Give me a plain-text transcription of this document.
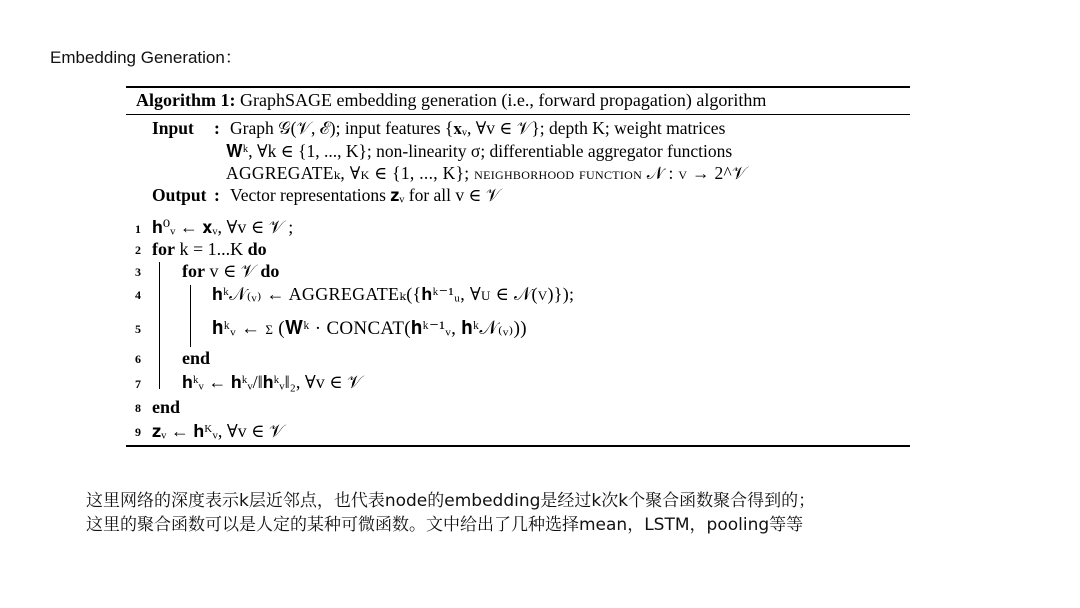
Embedding Generation：
Algorithm 1: GraphSAGE embedding generation (i.e., forward propagation) algorithm
Input : Graph 𝒢(𝒱, ℰ); input features {𝐱ᵥ, ∀v ∈ 𝒱}; depth K; weight matrices
𝐖ᵏ, ∀k ∈ {1, ..., K}; non-linearity σ; differentiable aggregator functions
AGGREGATEₖ, ∀k ∈ {1, ..., K}; neighborhood function 𝒩 : v → 2^𝒱
Output : Vector representations 𝐳ᵥ for all v ∈ 𝒱
1
2
3
4
5
6
7
8
9
𝐡⁰ᵥ ← 𝐱ᵥ, ∀v ∈ 𝒱 ;
for k = 1...K do
for v ∈ 𝒱 do
𝐡ᵏ𝒩₍ᵥ₎ ← AGGREGATEₖ({𝐡ᵏ⁻¹ᵤ, ∀u ∈ 𝒩(v)});
𝐡ᵏᵥ ← σ (𝐖ᵏ · CONCAT(𝐡ᵏ⁻¹ᵥ, 𝐡ᵏ𝒩₍ᵥ₎))
end
𝐡ᵏᵥ ← 𝐡ᵏᵥ/‖𝐡ᵏᵥ‖₂, ∀v ∈ 𝒱
end
𝐳ᵥ ← 𝐡ᴷᵥ, ∀v ∈ 𝒱
这里网络的深度表示k层近邻点，也代表node的embedding是经过k次k个聚合函数聚合得到的；
这里的聚合函数可以是人定的某种可微函数。文中给出了几种选择mean，LSTM，pooling等等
* * * * * * * * *
* _Task brief_
From the listing above, pick out each line where the word "AGGREGATEₖ" appears.

* _The result_
AGGREGATEₖ, ∀k ∈ {1, ..., K}; neighborhood function 𝒩 : v → 2^𝒱
𝐡ᵏ𝒩₍ᵥ₎ ← AGGREGATEₖ({𝐡ᵏ⁻¹ᵤ, ∀u ∈ 𝒩(v)});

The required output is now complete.